■ Data items ■

+++++

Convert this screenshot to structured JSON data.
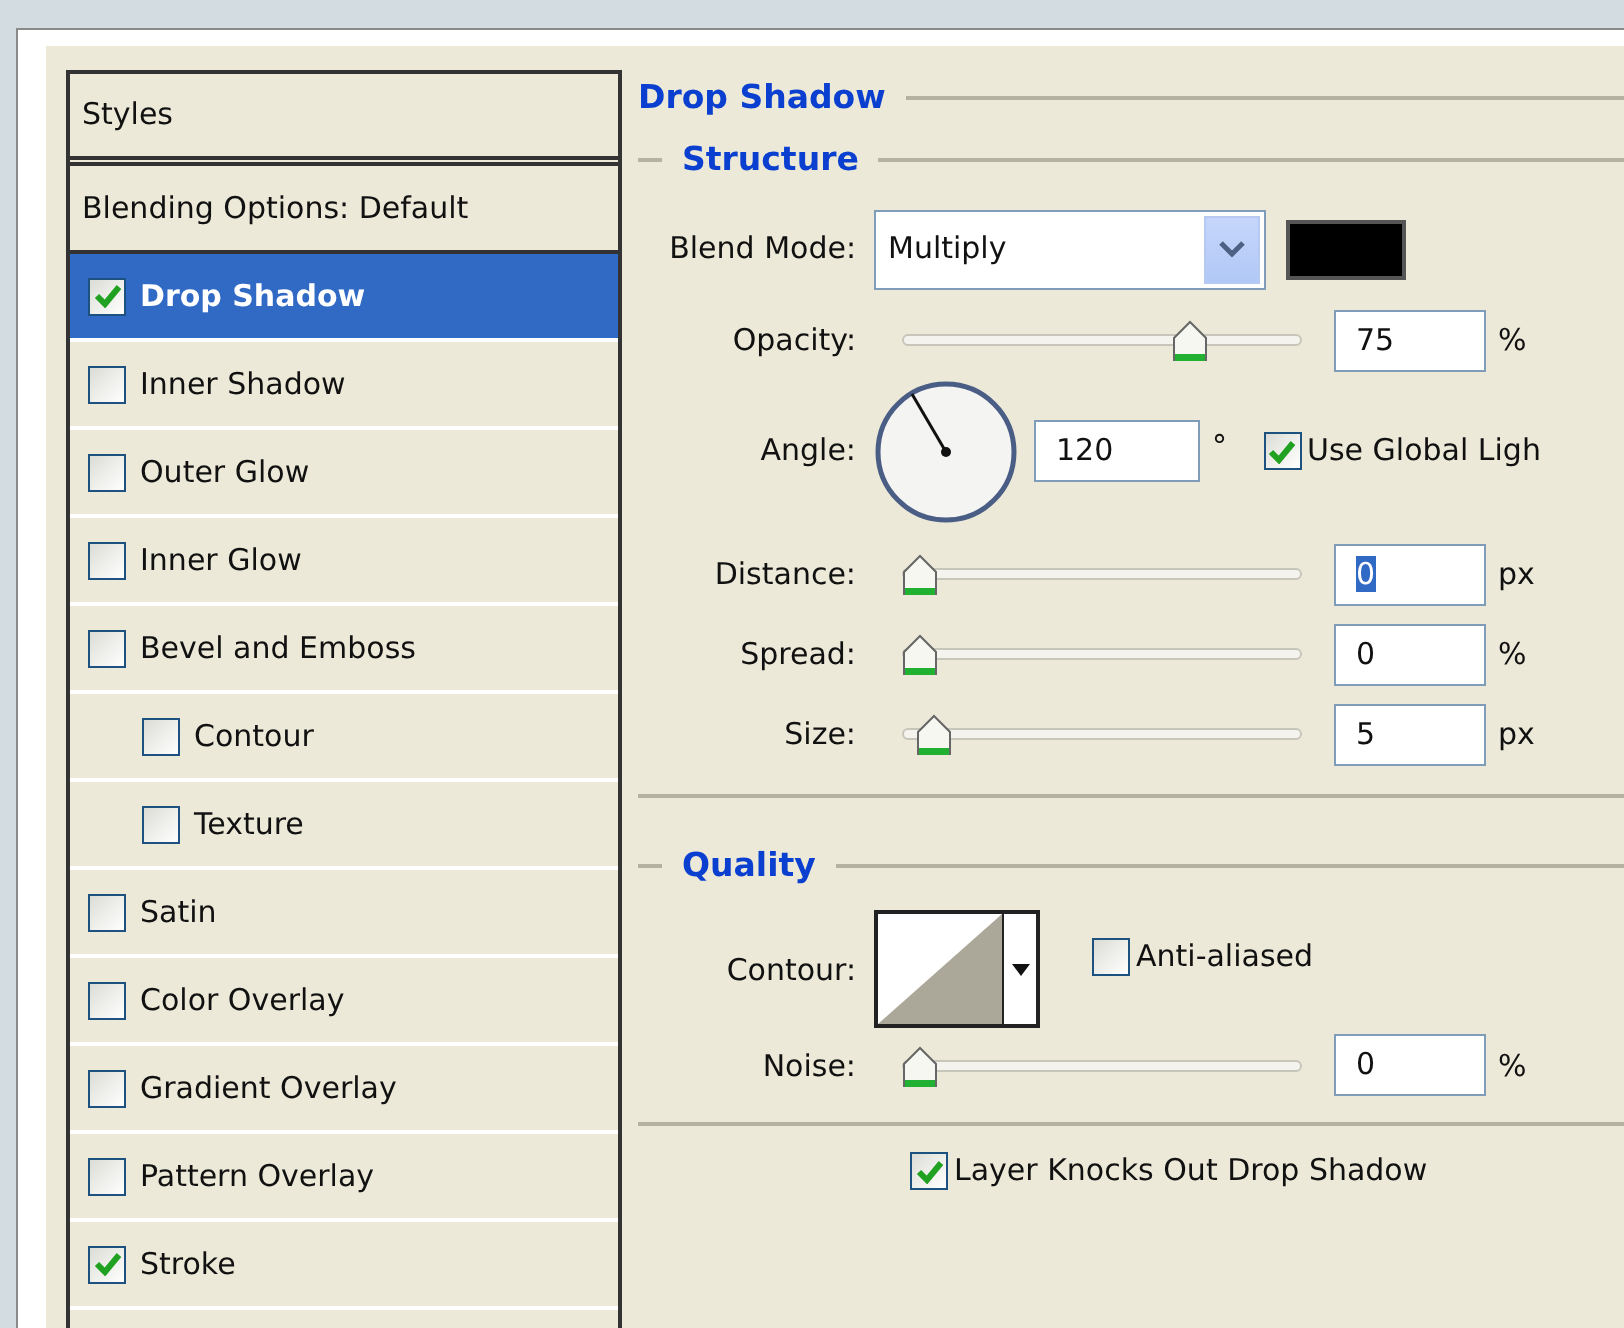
{
  "styles_panel": {
    "header": "Styles",
    "blending_options": "Blending Options: Default",
    "items": [
      {
        "label": "Drop Shadow",
        "checked": true,
        "selected": true
      },
      {
        "label": "Inner Shadow",
        "checked": false,
        "selected": false
      },
      {
        "label": "Outer Glow",
        "checked": false,
        "selected": false
      },
      {
        "label": "Inner Glow",
        "checked": false,
        "selected": false
      },
      {
        "label": "Bevel and Emboss",
        "checked": false,
        "selected": false,
        "children": [
          {
            "label": "Contour",
            "checked": false,
            "selected": false
          },
          {
            "label": "Texture",
            "checked": false,
            "selected": false
          }
        ]
      },
      {
        "label": "Satin",
        "checked": false,
        "selected": false
      },
      {
        "label": "Color Overlay",
        "checked": false,
        "selected": false
      },
      {
        "label": "Gradient Overlay",
        "checked": false,
        "selected": false
      },
      {
        "label": "Pattern Overlay",
        "checked": false,
        "selected": false
      },
      {
        "label": "Stroke",
        "checked": true,
        "selected": false
      }
    ]
  },
  "drop_shadow": {
    "title": "Drop Shadow",
    "structure": {
      "title": "Structure",
      "blend_mode": {
        "label": "Blend Mode:",
        "value": "Multiply",
        "color": "#000000"
      },
      "opacity": {
        "label": "Opacity:",
        "level": 0.74,
        "value": "75",
        "unit": "%",
        "value_selected": false
      },
      "angle": {
        "label": "Angle:",
        "value": "120",
        "unit": "°"
      },
      "global_light": {
        "label": "Use Global Ligh",
        "checked": true
      },
      "sliders": [
        {
          "label": "Distance:",
          "level": 0,
          "value": "0",
          "unit": "px",
          "value_selected": true
        },
        {
          "label": "Spread:",
          "level": 0,
          "value": "0",
          "unit": "%",
          "value_selected": false
        },
        {
          "label": "Size:",
          "level": 0.04,
          "value": "5",
          "unit": "px",
          "value_selected": false
        }
      ]
    },
    "quality": {
      "title": "Quality",
      "contour": {
        "label": "Contour:"
      },
      "anti_aliased": {
        "label": "Anti-aliased",
        "checked": false
      },
      "noise": {
        "label": "Noise:",
        "level": 0,
        "value": "0",
        "unit": "%",
        "value_selected": false
      }
    },
    "knockout": {
      "label": "Layer Knocks Out Drop Shadow",
      "checked": true
    }
  }
}
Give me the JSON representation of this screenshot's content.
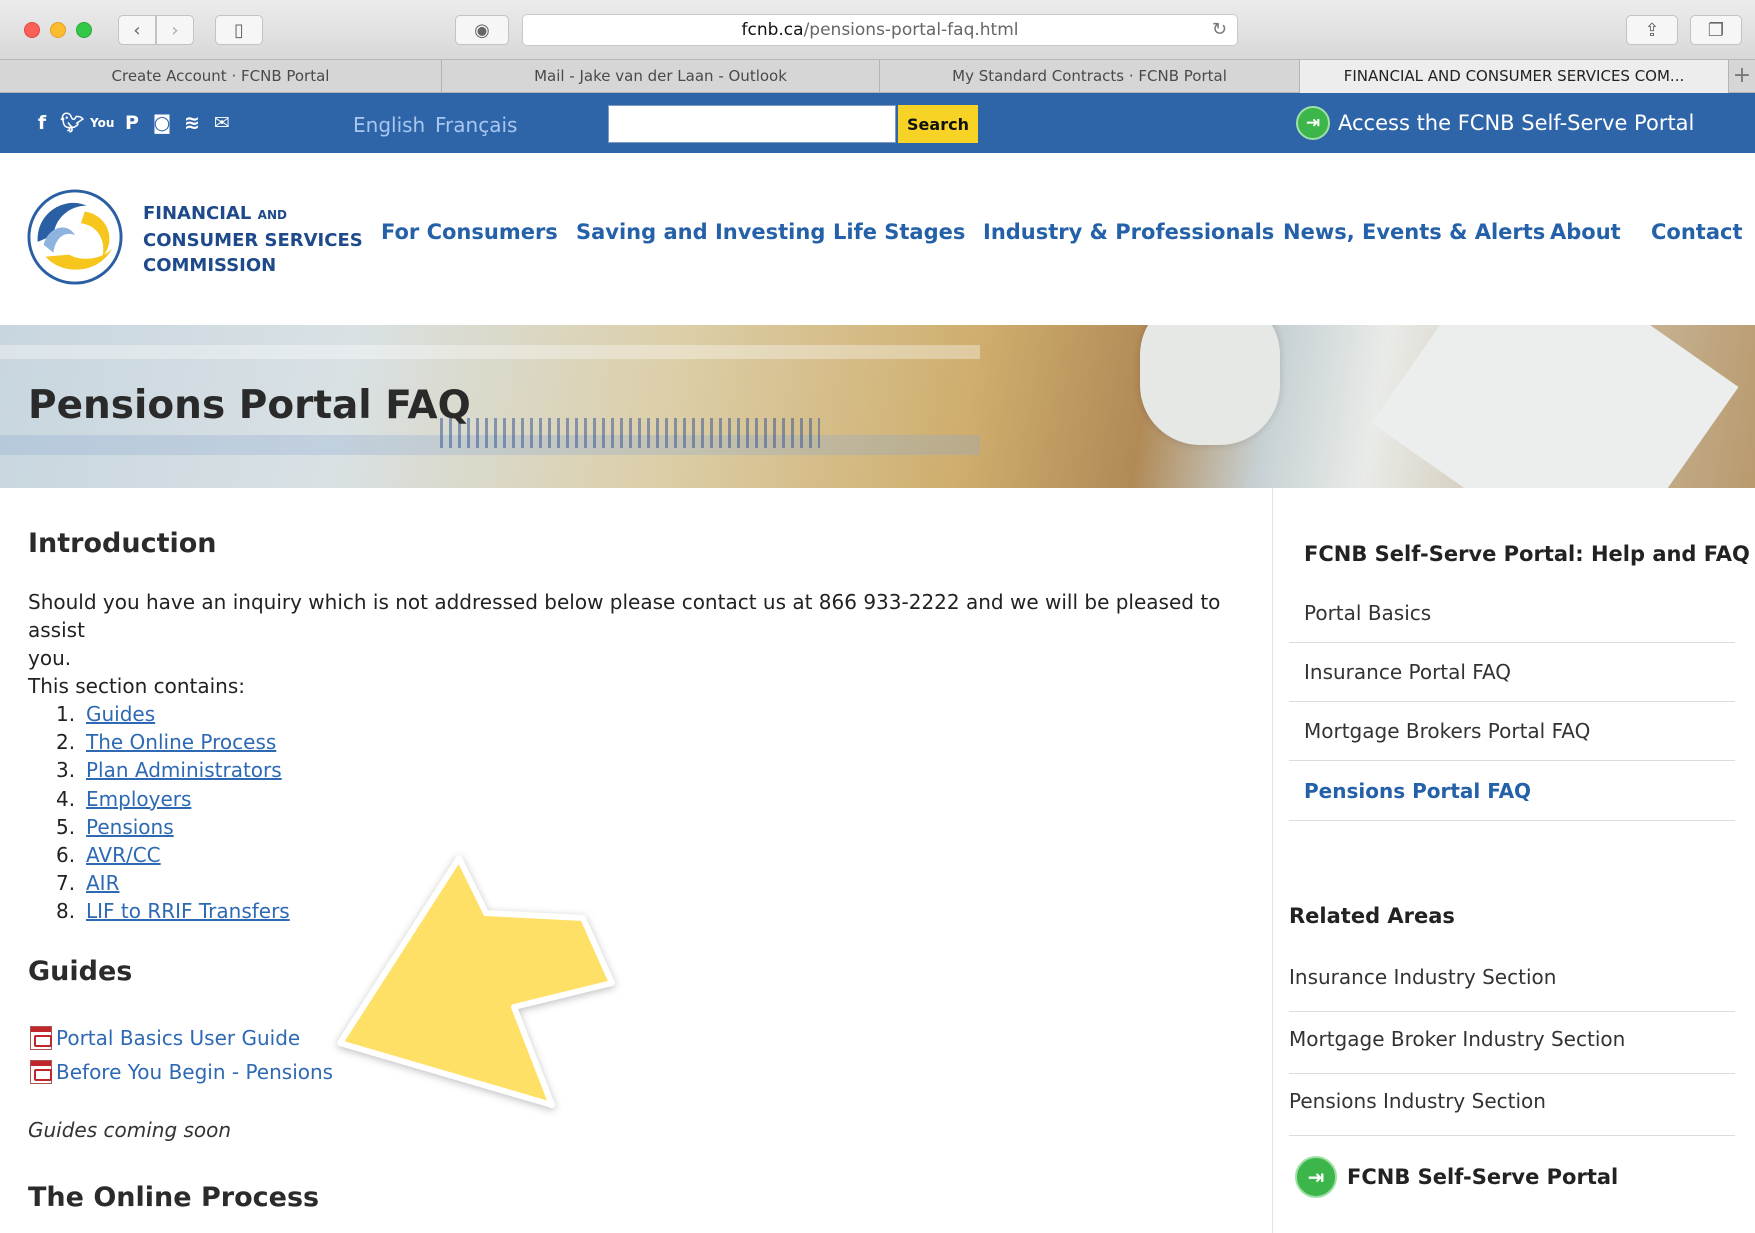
{
  "browser": {
    "url_domain": "fcnb.ca",
    "url_path": "/pensions-portal-faq.html",
    "tabs": [
      {
        "label": "Create Account · FCNB Portal",
        "active": false
      },
      {
        "label": "Mail - Jake van der Laan - Outlook",
        "active": false
      },
      {
        "label": "My Standard Contracts · FCNB Portal",
        "active": false
      },
      {
        "label": "FINANCIAL AND CONSUMER SERVICES COM...",
        "active": true
      }
    ]
  },
  "topbar": {
    "social_icons": [
      "facebook-icon",
      "twitter-icon",
      "youtube-icon",
      "pinterest-icon",
      "instagram-icon",
      "rss-icon",
      "email-icon"
    ],
    "lang_en": "English",
    "lang_fr": "Français",
    "search_value": "",
    "search_button": "Search",
    "portal_link": "Access the FCNB Self-Serve Portal"
  },
  "logo": {
    "line1": "FINANCIAL",
    "line1_small": "AND",
    "line2": "CONSUMER SERVICES",
    "line3": "COMMISSION"
  },
  "nav": [
    "For Consumers",
    "Saving and Investing",
    "Life Stages",
    "Industry & Professionals",
    "News, Events & Alerts",
    "About",
    "Contact"
  ],
  "hero": {
    "title": "Pensions Portal FAQ"
  },
  "main": {
    "intro_heading": "Introduction",
    "intro_text_1": "Should you have an inquiry which is not addressed below please contact us at 866 933-2222 and we will be pleased to assist",
    "intro_text_2": "you.",
    "section_contains": "This section contains:",
    "toc": [
      {
        "num": "1.",
        "label": "Guides"
      },
      {
        "num": "2.",
        "label": "The Online Process"
      },
      {
        "num": "3.",
        "label": "Plan Administrators"
      },
      {
        "num": "4.",
        "label": "Employers"
      },
      {
        "num": "5.",
        "label": "Pensions"
      },
      {
        "num": "6.",
        "label": "AVR/CC"
      },
      {
        "num": "7.",
        "label": "AIR"
      },
      {
        "num": "8.",
        "label": "LIF to RRIF Transfers"
      }
    ],
    "guides_heading": "Guides",
    "guides": [
      "Portal Basics User Guide",
      "Before You Begin - Pensions"
    ],
    "guides_note": "Guides coming soon",
    "online_heading": "The Online Process"
  },
  "sidebar": {
    "heading": "FCNB Self-Serve Portal: Help and FAQ",
    "items": [
      {
        "label": "Portal Basics",
        "active": false
      },
      {
        "label": "Insurance Portal FAQ",
        "active": false
      },
      {
        "label": "Mortgage Brokers Portal FAQ",
        "active": false
      },
      {
        "label": "Pensions Portal FAQ",
        "active": true
      }
    ],
    "related_heading": "Related Areas",
    "related": [
      "Insurance Industry Section",
      "Mortgage Broker Industry Section",
      "Pensions Industry Section"
    ],
    "portal_label": "FCNB Self-Serve Portal"
  },
  "colors": {
    "topbar": "#2e65a8",
    "nav_link": "#2461a8",
    "link": "#2e69b3",
    "search_button": "#f6d325",
    "annotation_arrow": "#ffe066"
  }
}
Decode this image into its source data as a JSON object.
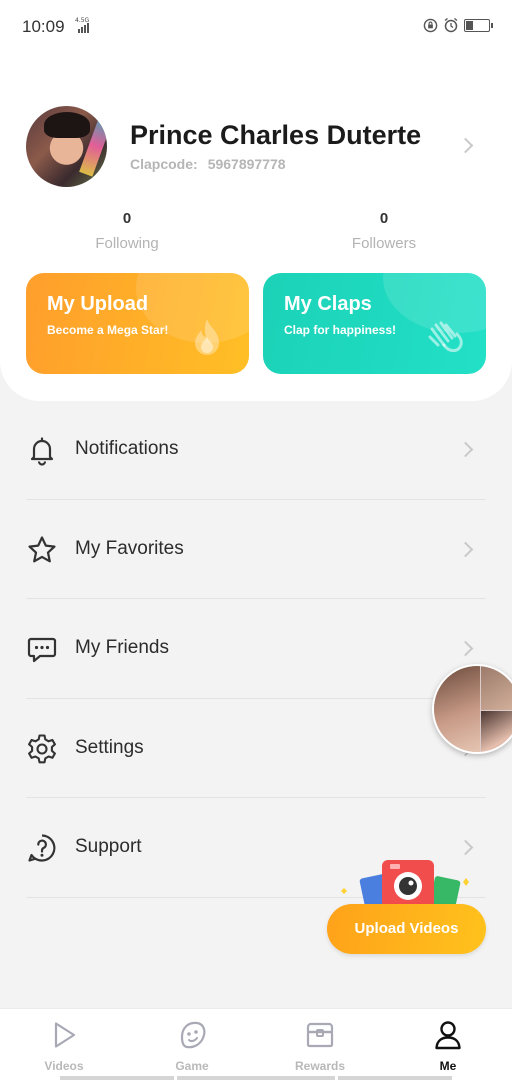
{
  "status_bar": {
    "time": "10:09",
    "network": "4.5G",
    "battery_level": 0.3
  },
  "profile": {
    "name": "Prince Charles Duterte",
    "clapcode_label": "Clapcode:",
    "clapcode_value": "5967897778",
    "following_count": "0",
    "following_label": "Following",
    "followers_count": "0",
    "followers_label": "Followers"
  },
  "promos": {
    "upload": {
      "title": "My Upload",
      "subtitle": "Become a Mega Star!",
      "icon": "flame-icon",
      "color": "#ffa92a"
    },
    "claps": {
      "title": "My Claps",
      "subtitle": "Clap for happiness!",
      "icon": "clapping-hands-icon",
      "color": "#1fd8be"
    }
  },
  "menu": {
    "items": [
      {
        "label": "Notifications",
        "icon": "bell-icon"
      },
      {
        "label": "My Favorites",
        "icon": "star-icon"
      },
      {
        "label": "My Friends",
        "icon": "chat-bubble-icon"
      },
      {
        "label": "Settings",
        "icon": "gear-icon"
      },
      {
        "label": "Support",
        "icon": "question-icon"
      }
    ]
  },
  "upload_button": {
    "label": "Upload Videos"
  },
  "bottom_nav": {
    "items": [
      {
        "label": "Videos",
        "icon": "play-icon"
      },
      {
        "label": "Game",
        "icon": "game-icon"
      },
      {
        "label": "Rewards",
        "icon": "treasure-chest-icon"
      },
      {
        "label": "Me",
        "icon": "person-icon"
      }
    ],
    "active": "Me"
  },
  "colors": {
    "accent_orange": "#ffa92a",
    "accent_teal": "#1fd8be",
    "text_dark": "#1b1b1b"
  }
}
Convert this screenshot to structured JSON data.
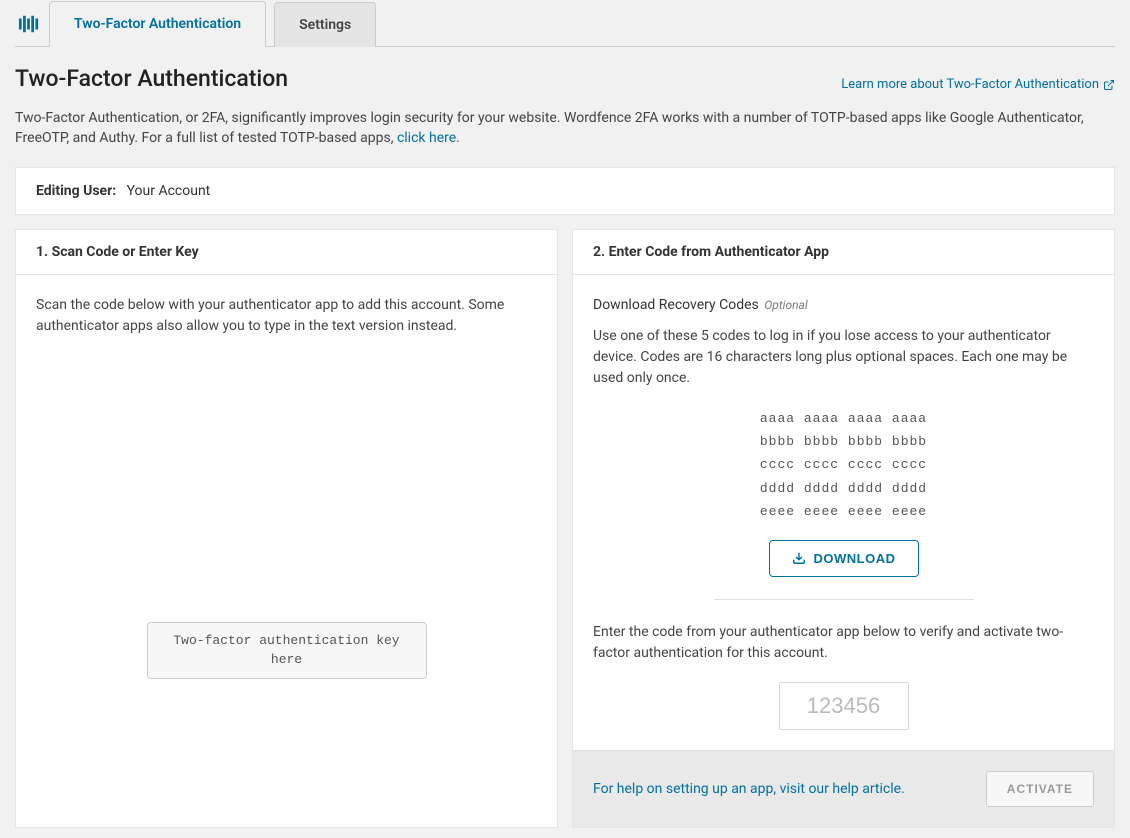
{
  "tabs": {
    "twofa": "Two-Factor Authentication",
    "settings": "Settings"
  },
  "page_title": "Two-Factor Authentication",
  "learn_more": "Learn more about Two-Factor Authentication",
  "intro_1": "Two-Factor Authentication, or 2FA, significantly improves login security for your website. Wordfence 2FA works with a number of TOTP-based apps like Google Authenticator, FreeOTP, and Authy. For a full list of tested TOTP-based apps, ",
  "intro_link": "click here",
  "intro_2": ".",
  "editing_label": "Editing User:",
  "editing_value": "Your Account",
  "left": {
    "header": "1. Scan Code or Enter Key",
    "desc": "Scan the code below with your authenticator app to add this account. Some authenticator apps also allow you to type in the text version instead.",
    "key": "Two-factor authentication key here"
  },
  "right": {
    "header": "2. Enter Code from Authenticator App",
    "recovery_label": "Download Recovery Codes",
    "optional": "Optional",
    "recovery_desc": "Use one of these 5 codes to log in if you lose access to your authenticator device. Codes are 16 characters long plus optional spaces. Each one may be used only once.",
    "codes": [
      "aaaa aaaa aaaa aaaa",
      "bbbb bbbb bbbb bbbb",
      "cccc cccc cccc cccc",
      "dddd dddd dddd dddd",
      "eeee eeee eeee eeee"
    ],
    "download": "DOWNLOAD",
    "enter_desc": "Enter the code from your authenticator app below to verify and activate two-factor authentication for this account.",
    "placeholder": "123456",
    "help": "For help on setting up an app, visit our help article.",
    "activate": "ACTIVATE"
  }
}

+++++

■ Problem details ■
Check every line of the material for the string "Online" and give the number of lines that have it, without anything else.

■ Solution ■
2